DATA IN THIS EXERCISE>
* START *

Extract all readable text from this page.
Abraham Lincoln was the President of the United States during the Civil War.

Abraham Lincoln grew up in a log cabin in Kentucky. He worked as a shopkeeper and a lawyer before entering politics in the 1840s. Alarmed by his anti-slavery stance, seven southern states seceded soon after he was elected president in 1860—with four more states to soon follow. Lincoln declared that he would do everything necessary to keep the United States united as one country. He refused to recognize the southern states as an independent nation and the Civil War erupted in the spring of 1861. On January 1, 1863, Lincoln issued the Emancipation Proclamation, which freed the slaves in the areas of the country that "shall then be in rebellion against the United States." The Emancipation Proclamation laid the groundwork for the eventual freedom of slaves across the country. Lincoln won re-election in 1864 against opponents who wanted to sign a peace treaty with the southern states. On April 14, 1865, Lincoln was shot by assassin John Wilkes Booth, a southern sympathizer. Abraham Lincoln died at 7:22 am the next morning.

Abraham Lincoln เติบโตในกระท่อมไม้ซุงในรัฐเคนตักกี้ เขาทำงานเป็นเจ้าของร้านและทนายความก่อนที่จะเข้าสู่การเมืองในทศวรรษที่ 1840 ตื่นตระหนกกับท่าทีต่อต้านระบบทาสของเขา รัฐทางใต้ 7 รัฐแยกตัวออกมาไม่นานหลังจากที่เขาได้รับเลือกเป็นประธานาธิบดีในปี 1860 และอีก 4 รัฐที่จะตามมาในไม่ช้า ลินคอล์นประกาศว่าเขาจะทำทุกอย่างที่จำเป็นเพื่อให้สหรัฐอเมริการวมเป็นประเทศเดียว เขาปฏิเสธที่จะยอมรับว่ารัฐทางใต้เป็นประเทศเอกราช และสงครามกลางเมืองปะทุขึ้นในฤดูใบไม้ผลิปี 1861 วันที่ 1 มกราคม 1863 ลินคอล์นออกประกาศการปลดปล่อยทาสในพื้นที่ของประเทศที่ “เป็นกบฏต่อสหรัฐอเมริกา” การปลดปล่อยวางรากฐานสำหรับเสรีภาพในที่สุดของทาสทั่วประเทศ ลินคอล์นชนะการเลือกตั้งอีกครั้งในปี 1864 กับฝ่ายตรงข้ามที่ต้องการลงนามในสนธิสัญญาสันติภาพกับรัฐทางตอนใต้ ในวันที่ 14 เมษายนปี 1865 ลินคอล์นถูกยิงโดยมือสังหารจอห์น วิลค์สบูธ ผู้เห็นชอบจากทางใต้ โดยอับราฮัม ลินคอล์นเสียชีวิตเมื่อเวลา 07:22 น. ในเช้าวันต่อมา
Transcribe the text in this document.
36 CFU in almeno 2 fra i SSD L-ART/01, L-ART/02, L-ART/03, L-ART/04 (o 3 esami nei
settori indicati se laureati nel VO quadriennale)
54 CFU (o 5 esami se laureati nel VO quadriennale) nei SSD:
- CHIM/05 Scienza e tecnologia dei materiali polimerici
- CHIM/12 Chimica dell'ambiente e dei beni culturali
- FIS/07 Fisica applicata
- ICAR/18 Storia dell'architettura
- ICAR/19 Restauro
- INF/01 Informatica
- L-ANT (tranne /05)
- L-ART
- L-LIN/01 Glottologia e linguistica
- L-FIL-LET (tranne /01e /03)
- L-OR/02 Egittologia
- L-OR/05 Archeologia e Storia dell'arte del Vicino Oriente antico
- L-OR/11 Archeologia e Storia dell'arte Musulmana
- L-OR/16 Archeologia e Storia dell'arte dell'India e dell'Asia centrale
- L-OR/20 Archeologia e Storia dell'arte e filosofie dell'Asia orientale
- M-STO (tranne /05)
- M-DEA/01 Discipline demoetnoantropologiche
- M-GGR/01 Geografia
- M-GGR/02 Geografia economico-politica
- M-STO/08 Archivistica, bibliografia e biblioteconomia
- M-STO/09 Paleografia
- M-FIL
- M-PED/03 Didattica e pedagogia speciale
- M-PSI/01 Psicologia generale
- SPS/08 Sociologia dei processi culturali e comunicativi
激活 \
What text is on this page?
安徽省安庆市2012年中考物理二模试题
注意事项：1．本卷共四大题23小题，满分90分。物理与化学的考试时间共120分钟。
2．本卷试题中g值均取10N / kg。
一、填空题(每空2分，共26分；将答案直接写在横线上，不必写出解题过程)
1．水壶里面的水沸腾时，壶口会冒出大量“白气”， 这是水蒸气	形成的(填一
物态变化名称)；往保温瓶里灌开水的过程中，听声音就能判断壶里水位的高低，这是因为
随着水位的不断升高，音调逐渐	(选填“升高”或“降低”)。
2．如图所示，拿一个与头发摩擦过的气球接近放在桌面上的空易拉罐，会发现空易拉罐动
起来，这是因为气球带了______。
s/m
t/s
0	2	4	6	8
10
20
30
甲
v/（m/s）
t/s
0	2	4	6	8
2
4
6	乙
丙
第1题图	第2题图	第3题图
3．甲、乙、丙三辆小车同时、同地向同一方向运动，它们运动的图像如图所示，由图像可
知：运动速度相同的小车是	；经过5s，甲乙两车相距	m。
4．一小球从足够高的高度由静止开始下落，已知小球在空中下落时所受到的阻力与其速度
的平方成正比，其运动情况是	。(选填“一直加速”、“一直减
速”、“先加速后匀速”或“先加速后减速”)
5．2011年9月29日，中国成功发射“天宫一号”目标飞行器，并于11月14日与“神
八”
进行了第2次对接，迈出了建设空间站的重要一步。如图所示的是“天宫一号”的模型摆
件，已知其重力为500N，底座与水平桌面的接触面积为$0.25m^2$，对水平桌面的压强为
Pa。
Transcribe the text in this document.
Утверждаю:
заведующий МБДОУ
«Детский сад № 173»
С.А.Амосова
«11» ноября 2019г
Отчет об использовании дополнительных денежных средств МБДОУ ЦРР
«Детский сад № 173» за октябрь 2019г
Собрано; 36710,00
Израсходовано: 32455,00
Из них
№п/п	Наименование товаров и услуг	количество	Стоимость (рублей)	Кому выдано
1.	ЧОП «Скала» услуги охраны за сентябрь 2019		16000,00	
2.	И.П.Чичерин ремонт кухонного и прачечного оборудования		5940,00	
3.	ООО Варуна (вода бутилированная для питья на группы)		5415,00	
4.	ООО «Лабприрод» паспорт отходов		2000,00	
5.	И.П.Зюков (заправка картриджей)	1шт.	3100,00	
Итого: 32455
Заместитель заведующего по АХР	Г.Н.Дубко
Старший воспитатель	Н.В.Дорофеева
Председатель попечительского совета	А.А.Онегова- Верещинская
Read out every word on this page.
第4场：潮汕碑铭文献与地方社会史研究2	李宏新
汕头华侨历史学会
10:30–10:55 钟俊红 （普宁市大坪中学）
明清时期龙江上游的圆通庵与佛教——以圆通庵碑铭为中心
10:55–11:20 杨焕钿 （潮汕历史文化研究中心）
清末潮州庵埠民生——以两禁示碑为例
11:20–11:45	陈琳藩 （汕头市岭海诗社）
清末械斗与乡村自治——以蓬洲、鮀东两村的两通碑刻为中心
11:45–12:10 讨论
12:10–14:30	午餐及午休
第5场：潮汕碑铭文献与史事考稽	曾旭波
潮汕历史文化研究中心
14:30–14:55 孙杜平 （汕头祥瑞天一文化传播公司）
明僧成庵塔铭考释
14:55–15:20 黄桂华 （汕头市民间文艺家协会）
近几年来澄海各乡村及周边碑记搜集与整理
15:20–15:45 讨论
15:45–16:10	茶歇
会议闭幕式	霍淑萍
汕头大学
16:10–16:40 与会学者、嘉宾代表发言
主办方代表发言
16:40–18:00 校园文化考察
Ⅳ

* END *

Take the line with "Read out every word on this page." and all lines after it through the end of the records, and write them out exactly; include nothing else.

Read out every word on this page.
第4场：潮汕碑铭文献与地方社会史研究2	李宏新
汕头华侨历史学会
10:30–10:55 钟俊红 （普宁市大坪中学）
明清时期龙江上游的圆通庵与佛教——以圆通庵碑铭为中心
10:55–11:20 杨焕钿 （潮汕历史文化研究中心）
清末潮州庵埠民生——以两禁示碑为例
11:20–11:45	陈琳藩 （汕头市岭海诗社）
清末械斗与乡村自治——以蓬洲、鮀东两村的两通碑刻为中心
11:45–12:10 讨论
12:10–14:30	午餐及午休
第5场：潮汕碑铭文献与史事考稽	曾旭波
潮汕历史文化研究中心
14:30–14:55 孙杜平 （汕头祥瑞天一文化传播公司）
明僧成庵塔铭考释
14:55–15:20 黄桂华 （汕头市民间文艺家协会）
近几年来澄海各乡村及周边碑记搜集与整理
15:20–15:45 讨论
15:45–16:10	茶歇
会议闭幕式	霍淑萍
汕头大学
16:10–16:40 与会学者、嘉宾代表发言
主办方代表发言
16:40–18:00 校园文化考察
Ⅳ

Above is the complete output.